_Exercise instructions_.
Exactly as they appear, output all of the entries.
##### Record set #####
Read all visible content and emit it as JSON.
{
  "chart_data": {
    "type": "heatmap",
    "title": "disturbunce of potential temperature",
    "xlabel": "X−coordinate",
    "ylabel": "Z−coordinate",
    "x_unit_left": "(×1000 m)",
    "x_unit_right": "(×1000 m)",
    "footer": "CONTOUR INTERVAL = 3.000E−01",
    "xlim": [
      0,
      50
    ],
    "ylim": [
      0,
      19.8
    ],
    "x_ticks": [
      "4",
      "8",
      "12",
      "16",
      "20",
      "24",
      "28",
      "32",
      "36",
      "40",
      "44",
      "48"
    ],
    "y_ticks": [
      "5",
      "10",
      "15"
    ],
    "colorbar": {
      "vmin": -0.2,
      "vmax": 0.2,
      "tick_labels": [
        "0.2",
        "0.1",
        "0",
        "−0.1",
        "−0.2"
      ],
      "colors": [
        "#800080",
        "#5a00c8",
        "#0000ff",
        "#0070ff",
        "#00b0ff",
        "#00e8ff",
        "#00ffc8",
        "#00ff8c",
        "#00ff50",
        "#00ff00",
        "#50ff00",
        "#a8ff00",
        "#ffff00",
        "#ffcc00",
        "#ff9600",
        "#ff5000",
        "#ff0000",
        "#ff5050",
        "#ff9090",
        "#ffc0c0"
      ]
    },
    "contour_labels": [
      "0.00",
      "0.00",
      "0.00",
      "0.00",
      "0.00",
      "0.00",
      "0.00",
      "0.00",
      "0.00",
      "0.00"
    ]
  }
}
#####
_Solution to this exercise_.
Read all visible content and emit it as JSON.
{
  "chart_data": {
    "type": "heatmap",
    "title": "disturbunce of potential temperature",
    "xlabel": "X−coordinate",
    "ylabel": "Z−coordinate",
    "x_unit_left": "(×1000 m)",
    "x_unit_right": "(×1000 m)",
    "footer": "CONTOUR INTERVAL = 3.000E−01",
    "xlim": [
      0,
      50
    ],
    "ylim": [
      0,
      19.8
    ],
    "x_ticks": [
      "4",
      "8",
      "12",
      "16",
      "20",
      "24",
      "28",
      "32",
      "36",
      "40",
      "44",
      "48"
    ],
    "y_ticks": [
      "5",
      "10",
      "15"
    ],
    "colorbar": {
      "vmin": -0.2,
      "vmax": 0.2,
      "tick_labels": [
        "0.2",
        "0.1",
        "0",
        "−0.1",
        "−0.2"
      ],
      "colors": [
        "#800080",
        "#5a00c8",
        "#0000ff",
        "#0070ff",
        "#00b0ff",
        "#00e8ff",
        "#00ffc8",
        "#00ff8c",
        "#00ff50",
        "#00ff00",
        "#50ff00",
        "#a8ff00",
        "#ffff00",
        "#ffcc00",
        "#ff9600",
        "#ff5000",
        "#ff0000",
        "#ff5050",
        "#ff9090",
        "#ffc0c0"
      ]
    },
    "contour_labels": [
      "0.00",
      "0.00",
      "0.00",
      "0.00",
      "0.00",
      "0.00",
      "0.00",
      "0.00",
      "0.00",
      "0.00"
    ]
  }
}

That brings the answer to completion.